Exercise task: Scan the data. Collect each line that contains the word "autorizovaný".

Data records
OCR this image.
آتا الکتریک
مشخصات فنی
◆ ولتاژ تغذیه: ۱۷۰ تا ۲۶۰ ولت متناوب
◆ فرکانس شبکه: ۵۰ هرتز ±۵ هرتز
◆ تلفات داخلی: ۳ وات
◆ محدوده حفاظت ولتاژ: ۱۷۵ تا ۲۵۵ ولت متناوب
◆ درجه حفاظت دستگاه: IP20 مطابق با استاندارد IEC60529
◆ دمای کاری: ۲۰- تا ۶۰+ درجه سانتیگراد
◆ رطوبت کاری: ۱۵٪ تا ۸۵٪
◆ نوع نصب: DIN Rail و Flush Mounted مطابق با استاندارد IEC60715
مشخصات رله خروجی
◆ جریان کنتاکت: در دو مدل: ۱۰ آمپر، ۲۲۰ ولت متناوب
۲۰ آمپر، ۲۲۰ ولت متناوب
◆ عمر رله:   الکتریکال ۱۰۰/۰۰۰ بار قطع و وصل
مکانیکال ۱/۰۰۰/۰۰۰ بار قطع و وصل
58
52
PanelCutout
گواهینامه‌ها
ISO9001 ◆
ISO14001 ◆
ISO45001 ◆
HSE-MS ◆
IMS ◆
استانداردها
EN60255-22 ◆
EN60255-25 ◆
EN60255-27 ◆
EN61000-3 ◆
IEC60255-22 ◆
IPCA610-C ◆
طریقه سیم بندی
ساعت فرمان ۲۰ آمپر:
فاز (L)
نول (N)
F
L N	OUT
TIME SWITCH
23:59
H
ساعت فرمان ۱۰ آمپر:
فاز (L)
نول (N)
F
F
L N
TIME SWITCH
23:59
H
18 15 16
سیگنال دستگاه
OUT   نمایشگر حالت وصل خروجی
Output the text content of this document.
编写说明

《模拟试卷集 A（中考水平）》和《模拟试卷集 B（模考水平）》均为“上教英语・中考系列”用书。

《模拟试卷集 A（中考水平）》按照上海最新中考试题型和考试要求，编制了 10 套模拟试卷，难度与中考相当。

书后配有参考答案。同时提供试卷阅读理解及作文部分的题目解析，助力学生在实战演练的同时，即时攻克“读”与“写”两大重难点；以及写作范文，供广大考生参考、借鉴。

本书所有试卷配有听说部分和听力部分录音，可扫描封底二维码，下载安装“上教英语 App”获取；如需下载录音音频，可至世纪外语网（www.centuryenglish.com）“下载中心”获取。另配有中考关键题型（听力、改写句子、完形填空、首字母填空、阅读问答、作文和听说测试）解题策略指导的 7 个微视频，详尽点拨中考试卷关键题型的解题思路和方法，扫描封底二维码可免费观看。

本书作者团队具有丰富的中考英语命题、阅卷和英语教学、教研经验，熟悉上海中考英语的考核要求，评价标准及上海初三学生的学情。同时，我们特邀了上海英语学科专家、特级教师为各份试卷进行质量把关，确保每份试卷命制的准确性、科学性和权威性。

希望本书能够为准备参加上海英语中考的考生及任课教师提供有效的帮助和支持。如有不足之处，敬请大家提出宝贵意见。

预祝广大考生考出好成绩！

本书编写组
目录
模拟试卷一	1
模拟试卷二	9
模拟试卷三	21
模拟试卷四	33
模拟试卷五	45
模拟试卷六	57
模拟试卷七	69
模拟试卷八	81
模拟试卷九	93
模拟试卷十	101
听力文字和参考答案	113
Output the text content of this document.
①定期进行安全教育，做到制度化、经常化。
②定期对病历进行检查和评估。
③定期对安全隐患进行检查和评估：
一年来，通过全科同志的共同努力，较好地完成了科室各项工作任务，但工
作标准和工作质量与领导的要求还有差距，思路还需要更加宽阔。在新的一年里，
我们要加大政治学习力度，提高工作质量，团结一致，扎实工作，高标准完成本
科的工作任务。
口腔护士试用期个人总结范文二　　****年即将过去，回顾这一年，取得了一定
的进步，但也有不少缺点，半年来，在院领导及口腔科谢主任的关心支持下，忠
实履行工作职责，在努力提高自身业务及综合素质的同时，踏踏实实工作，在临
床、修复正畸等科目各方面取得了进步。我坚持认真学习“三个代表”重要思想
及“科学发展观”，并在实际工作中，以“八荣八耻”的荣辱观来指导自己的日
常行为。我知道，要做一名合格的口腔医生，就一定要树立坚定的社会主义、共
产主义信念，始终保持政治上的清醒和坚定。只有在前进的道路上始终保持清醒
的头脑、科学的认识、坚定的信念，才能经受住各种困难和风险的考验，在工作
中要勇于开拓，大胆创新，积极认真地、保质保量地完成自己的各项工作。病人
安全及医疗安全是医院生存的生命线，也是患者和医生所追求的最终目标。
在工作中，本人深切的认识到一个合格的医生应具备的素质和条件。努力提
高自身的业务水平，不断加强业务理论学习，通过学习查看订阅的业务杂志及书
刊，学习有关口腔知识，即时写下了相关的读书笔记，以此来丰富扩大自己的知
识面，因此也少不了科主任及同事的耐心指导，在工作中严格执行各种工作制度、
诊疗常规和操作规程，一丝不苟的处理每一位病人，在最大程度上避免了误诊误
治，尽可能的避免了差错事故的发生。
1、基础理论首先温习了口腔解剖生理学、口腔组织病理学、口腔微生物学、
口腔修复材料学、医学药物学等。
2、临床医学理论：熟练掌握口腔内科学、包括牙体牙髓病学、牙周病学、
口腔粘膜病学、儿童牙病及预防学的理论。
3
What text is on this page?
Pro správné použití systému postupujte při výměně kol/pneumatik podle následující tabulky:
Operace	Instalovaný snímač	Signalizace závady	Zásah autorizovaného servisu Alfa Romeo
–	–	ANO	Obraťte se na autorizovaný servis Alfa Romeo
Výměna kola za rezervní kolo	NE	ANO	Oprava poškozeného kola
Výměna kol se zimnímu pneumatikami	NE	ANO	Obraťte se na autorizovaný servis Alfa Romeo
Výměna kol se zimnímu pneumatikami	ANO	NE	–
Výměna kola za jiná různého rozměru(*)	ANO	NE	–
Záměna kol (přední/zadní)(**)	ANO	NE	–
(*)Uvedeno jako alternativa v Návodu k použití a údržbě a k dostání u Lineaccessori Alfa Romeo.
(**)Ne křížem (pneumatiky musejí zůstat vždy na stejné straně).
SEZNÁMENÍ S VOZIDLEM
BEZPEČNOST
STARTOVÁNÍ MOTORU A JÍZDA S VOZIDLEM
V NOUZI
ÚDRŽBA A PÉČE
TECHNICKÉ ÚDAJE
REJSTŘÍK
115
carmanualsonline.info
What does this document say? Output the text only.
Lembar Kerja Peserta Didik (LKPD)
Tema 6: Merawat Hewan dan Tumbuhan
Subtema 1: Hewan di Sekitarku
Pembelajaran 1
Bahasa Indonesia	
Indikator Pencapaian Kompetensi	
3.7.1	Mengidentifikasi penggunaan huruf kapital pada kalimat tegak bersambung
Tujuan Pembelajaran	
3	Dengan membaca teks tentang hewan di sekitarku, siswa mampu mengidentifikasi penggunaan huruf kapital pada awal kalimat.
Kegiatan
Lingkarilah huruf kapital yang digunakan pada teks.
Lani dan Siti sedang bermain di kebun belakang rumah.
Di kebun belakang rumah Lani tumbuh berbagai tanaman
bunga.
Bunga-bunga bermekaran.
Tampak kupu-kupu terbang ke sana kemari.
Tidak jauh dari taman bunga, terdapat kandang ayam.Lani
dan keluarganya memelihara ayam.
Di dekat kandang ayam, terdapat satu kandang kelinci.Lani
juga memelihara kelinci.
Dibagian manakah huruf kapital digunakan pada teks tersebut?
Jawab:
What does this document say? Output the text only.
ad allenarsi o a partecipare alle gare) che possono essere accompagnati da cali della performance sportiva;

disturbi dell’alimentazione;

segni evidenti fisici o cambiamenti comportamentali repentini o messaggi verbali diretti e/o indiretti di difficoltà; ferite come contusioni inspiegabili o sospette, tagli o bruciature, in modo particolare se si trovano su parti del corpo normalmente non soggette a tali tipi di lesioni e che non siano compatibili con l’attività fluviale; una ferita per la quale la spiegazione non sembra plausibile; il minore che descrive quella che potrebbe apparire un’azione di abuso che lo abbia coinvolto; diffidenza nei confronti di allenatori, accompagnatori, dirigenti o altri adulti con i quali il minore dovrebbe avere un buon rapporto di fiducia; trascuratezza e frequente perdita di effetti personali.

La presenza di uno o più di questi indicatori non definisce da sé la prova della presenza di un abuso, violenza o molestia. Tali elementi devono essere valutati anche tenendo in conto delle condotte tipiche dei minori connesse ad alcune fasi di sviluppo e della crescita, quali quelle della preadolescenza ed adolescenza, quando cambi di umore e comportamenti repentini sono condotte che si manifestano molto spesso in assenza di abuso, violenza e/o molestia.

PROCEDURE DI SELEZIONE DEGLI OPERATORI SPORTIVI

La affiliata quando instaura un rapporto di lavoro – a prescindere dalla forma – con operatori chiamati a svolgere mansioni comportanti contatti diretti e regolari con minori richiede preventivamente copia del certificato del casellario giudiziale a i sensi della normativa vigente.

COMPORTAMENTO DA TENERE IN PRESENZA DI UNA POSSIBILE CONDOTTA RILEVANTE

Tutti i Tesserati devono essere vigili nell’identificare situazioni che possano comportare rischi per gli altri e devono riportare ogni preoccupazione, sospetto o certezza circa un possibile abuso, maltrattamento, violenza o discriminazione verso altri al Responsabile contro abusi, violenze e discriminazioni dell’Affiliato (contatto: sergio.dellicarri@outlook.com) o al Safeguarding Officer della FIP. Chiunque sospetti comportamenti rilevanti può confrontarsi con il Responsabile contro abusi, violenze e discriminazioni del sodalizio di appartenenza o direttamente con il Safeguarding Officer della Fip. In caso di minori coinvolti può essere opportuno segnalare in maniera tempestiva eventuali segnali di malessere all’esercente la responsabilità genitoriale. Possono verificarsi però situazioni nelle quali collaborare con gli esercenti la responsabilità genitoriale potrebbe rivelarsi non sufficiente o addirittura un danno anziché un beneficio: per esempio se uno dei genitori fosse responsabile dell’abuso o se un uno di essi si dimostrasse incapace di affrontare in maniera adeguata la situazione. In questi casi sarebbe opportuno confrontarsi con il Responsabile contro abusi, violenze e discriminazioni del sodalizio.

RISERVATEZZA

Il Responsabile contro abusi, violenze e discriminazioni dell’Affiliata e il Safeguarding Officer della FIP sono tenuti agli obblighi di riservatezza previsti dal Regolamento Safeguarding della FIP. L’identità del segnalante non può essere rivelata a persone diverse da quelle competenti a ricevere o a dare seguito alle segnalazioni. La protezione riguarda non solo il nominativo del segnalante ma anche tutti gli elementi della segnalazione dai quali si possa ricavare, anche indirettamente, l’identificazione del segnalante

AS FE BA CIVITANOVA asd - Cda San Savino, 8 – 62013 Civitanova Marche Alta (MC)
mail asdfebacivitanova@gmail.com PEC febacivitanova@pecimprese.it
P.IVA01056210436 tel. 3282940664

Task answer:
–	–	ANO	Obraťte se na autorizovaný servis Alfa Romeo
Výměna kol se zimnímu pneumatikami	NE	ANO	Obraťte se na autorizovaný servis Alfa Romeo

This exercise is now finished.